begin

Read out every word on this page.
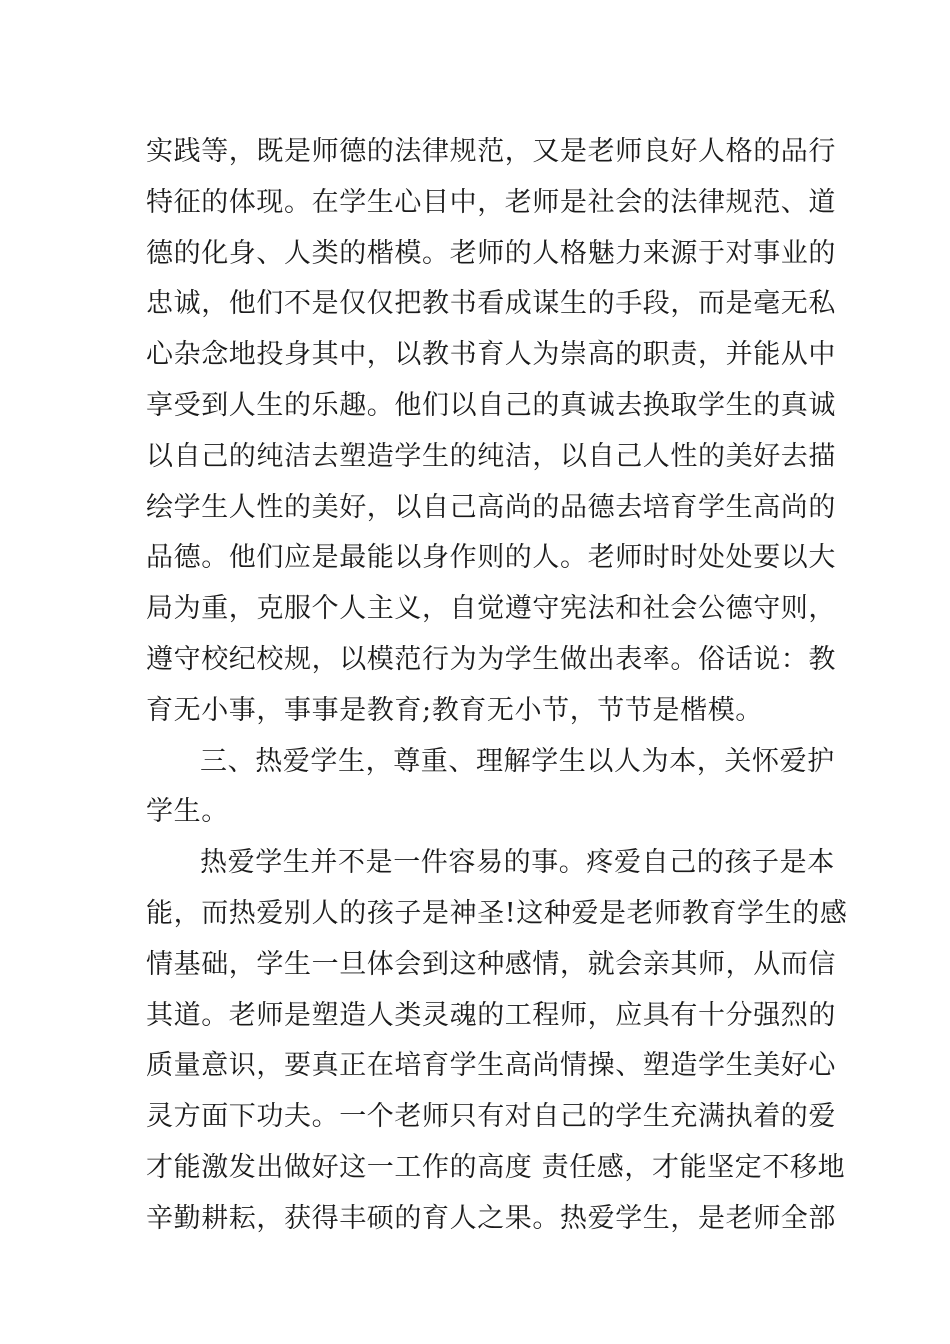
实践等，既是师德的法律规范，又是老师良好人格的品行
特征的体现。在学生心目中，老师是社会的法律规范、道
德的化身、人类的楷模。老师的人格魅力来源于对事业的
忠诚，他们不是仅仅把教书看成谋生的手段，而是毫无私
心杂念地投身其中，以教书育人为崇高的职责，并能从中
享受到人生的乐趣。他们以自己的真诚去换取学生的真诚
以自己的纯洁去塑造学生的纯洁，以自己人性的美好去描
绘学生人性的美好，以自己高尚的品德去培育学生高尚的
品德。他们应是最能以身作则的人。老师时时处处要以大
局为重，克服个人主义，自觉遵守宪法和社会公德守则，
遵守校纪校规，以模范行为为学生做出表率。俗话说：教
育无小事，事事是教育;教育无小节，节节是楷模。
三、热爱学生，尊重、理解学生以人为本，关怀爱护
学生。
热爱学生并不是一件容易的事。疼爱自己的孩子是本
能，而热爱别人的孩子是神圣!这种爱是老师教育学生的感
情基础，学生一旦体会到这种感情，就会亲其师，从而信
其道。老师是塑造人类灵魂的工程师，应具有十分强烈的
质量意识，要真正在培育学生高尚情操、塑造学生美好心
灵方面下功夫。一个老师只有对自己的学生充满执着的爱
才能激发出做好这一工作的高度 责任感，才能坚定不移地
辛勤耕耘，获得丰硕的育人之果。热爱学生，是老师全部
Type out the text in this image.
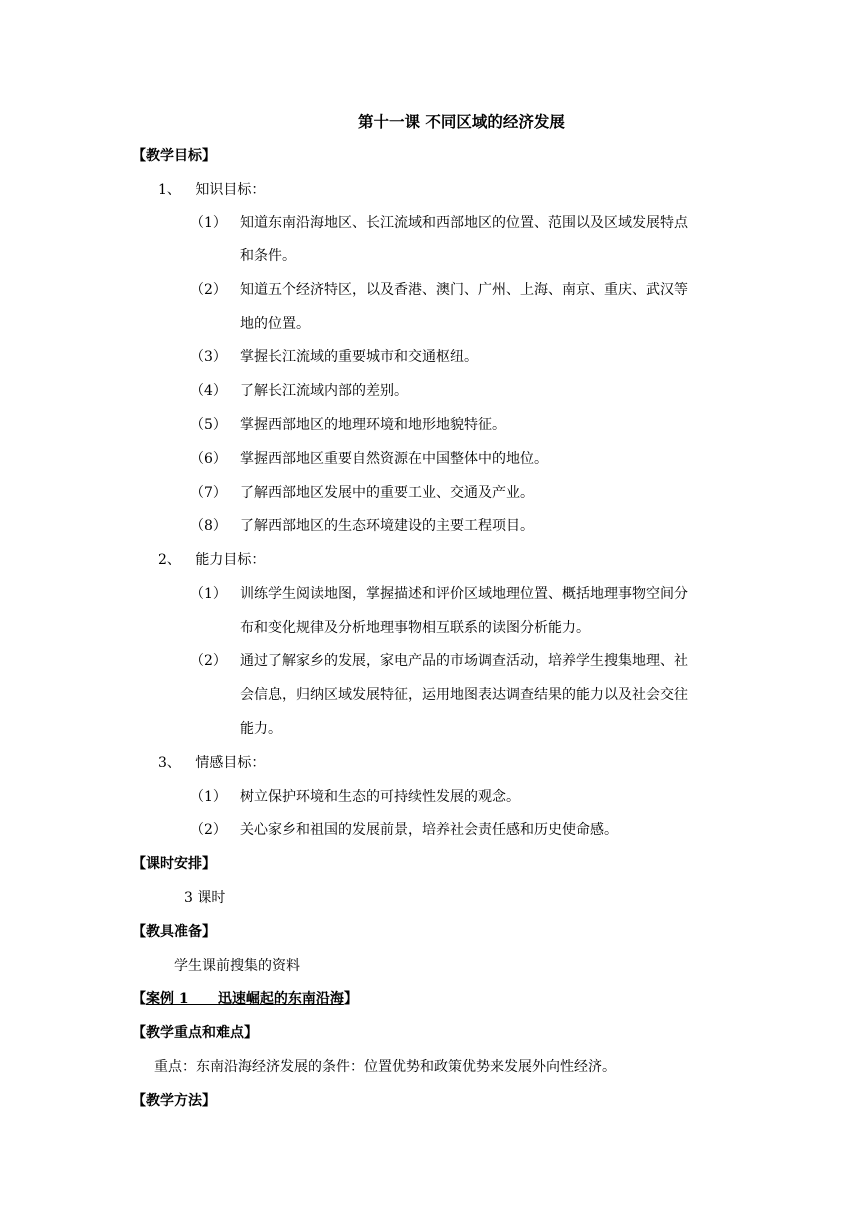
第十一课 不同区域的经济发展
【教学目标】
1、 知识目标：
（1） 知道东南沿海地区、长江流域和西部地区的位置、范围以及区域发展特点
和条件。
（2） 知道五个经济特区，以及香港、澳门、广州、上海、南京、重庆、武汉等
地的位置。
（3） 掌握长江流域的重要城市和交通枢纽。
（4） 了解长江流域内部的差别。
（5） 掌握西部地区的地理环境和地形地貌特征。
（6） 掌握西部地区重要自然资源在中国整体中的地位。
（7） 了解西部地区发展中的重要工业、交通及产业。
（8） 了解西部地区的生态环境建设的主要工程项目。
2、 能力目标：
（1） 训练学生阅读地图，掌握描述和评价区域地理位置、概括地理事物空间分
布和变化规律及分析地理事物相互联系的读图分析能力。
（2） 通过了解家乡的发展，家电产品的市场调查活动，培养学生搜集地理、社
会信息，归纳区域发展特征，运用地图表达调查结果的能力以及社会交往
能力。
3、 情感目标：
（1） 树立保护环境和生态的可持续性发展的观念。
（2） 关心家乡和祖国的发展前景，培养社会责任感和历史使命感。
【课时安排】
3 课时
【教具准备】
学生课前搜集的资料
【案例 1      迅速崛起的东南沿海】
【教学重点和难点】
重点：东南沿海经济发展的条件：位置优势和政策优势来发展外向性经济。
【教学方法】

end

WHAT NEEDS TO BE DONE: From the listing above, pick out each line where the word "this" appears.

REPLY TO THE EXERCISE:
Read out every word on this page.
Type out the text in this image.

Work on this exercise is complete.